ASSIGNMENT. Out of the lines below, please list those that hold the string "lächeln".

(DATA RECORDS begins)

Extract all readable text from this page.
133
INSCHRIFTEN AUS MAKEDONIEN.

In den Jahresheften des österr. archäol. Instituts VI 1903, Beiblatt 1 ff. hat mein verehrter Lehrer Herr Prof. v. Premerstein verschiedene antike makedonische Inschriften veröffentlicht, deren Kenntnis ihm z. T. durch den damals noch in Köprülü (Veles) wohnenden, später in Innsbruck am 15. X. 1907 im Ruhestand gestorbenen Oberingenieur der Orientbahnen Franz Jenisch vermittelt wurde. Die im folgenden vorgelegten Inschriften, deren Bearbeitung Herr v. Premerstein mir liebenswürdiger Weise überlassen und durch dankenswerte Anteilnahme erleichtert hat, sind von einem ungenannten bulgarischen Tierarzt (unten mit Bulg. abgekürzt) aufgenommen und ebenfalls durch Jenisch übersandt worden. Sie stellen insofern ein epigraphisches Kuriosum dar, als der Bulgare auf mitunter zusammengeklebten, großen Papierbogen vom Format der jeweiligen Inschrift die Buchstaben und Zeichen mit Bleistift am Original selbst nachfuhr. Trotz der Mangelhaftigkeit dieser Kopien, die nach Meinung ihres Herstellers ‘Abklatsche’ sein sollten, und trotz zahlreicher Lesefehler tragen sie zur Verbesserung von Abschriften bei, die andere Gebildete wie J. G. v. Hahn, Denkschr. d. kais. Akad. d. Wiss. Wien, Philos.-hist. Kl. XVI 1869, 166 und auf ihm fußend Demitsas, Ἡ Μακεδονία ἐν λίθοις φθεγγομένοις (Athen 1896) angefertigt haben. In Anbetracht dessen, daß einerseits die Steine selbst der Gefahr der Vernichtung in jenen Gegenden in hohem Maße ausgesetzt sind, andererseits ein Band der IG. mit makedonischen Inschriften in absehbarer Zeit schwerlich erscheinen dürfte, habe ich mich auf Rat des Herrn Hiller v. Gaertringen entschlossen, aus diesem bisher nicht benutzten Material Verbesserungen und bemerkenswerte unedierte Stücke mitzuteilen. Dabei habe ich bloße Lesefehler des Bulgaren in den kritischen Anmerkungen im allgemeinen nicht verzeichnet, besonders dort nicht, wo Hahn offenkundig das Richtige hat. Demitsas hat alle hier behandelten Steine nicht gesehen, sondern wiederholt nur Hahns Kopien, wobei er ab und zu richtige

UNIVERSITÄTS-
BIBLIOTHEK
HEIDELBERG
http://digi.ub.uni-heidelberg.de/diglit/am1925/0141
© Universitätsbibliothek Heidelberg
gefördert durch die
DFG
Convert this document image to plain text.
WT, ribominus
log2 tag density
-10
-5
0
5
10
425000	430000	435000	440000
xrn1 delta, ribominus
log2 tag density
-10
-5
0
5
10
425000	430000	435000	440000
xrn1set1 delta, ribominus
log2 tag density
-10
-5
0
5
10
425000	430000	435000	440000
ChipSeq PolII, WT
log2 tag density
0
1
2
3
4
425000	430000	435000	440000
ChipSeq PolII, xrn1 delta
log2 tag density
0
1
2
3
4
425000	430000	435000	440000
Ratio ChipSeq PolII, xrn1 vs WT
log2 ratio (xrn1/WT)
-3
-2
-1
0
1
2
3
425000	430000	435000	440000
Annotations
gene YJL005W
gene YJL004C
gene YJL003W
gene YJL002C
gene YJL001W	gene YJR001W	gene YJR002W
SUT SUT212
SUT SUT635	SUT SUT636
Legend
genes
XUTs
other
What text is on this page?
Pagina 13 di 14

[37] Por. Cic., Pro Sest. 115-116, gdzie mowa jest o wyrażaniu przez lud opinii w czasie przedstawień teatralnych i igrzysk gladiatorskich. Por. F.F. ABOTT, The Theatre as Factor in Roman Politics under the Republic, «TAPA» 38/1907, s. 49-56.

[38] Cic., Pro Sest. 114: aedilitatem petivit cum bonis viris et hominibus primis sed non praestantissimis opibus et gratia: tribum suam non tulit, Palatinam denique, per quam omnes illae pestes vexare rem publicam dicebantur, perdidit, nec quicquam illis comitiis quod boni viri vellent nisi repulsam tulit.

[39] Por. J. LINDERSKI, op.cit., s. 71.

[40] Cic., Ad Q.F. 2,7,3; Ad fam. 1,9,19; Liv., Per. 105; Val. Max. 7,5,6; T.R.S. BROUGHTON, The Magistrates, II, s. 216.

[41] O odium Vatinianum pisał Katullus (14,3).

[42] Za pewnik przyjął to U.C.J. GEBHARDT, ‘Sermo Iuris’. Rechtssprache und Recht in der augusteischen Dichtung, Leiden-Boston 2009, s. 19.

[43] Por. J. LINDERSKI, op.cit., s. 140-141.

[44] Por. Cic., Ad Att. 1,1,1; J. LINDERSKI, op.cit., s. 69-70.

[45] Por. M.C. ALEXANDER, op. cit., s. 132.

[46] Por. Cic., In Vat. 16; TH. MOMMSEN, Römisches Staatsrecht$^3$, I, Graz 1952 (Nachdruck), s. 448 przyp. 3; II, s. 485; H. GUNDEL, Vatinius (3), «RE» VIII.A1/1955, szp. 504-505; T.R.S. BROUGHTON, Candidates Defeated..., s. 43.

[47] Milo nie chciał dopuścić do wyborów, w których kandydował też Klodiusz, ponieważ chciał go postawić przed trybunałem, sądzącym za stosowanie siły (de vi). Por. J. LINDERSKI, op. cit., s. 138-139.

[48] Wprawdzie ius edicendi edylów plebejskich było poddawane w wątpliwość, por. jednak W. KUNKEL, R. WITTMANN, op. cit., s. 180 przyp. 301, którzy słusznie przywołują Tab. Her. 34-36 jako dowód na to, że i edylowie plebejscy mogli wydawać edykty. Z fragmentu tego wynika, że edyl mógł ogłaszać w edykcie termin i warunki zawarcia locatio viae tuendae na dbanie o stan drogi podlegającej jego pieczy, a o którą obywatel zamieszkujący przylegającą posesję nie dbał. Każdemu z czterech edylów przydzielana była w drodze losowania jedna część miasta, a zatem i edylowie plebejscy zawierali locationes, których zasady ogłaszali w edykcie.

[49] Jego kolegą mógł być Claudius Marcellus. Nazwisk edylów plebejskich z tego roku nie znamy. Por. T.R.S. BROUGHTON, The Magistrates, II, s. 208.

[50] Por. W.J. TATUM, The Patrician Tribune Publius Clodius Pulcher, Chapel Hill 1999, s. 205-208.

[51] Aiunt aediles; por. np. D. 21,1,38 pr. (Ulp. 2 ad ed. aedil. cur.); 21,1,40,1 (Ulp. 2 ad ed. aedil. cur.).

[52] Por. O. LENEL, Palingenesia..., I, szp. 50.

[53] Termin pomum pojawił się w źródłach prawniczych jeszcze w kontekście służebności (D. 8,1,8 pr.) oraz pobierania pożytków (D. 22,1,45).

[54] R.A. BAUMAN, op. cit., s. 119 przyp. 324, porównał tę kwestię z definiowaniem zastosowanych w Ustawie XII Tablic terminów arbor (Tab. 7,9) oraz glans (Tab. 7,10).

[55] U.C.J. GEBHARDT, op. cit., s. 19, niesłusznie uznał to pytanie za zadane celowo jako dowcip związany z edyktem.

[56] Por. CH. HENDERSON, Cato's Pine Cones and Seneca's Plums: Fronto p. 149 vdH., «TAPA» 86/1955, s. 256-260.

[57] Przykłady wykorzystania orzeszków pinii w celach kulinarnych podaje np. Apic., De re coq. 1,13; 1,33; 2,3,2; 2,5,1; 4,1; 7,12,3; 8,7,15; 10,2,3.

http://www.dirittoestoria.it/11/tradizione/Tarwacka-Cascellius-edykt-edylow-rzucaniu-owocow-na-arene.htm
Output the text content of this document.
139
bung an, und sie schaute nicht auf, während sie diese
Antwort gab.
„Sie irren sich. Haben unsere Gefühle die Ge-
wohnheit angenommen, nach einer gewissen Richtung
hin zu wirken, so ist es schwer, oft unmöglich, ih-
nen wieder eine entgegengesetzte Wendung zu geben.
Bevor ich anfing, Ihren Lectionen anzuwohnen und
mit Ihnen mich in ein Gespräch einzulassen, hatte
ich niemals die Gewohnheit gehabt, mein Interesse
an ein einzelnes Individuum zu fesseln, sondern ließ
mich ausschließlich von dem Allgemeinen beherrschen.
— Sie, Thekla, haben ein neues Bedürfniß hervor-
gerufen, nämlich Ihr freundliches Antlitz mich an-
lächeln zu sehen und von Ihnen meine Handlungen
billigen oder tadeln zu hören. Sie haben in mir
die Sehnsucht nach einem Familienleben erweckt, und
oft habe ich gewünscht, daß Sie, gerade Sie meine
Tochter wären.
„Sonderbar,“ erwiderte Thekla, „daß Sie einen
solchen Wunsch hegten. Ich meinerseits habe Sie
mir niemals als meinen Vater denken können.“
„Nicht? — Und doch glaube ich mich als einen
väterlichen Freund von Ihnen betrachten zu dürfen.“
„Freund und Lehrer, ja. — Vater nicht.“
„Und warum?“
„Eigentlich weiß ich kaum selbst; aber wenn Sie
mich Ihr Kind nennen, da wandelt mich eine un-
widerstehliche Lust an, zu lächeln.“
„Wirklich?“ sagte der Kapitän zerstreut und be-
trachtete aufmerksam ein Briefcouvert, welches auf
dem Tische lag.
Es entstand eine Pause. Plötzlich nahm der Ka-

(DATA RECORDS ends)

OUTPUT OF THE TASK.
lächeln zu sehen und von Ihnen meine Handlungen
widerstehliche Lust an, zu lächeln.“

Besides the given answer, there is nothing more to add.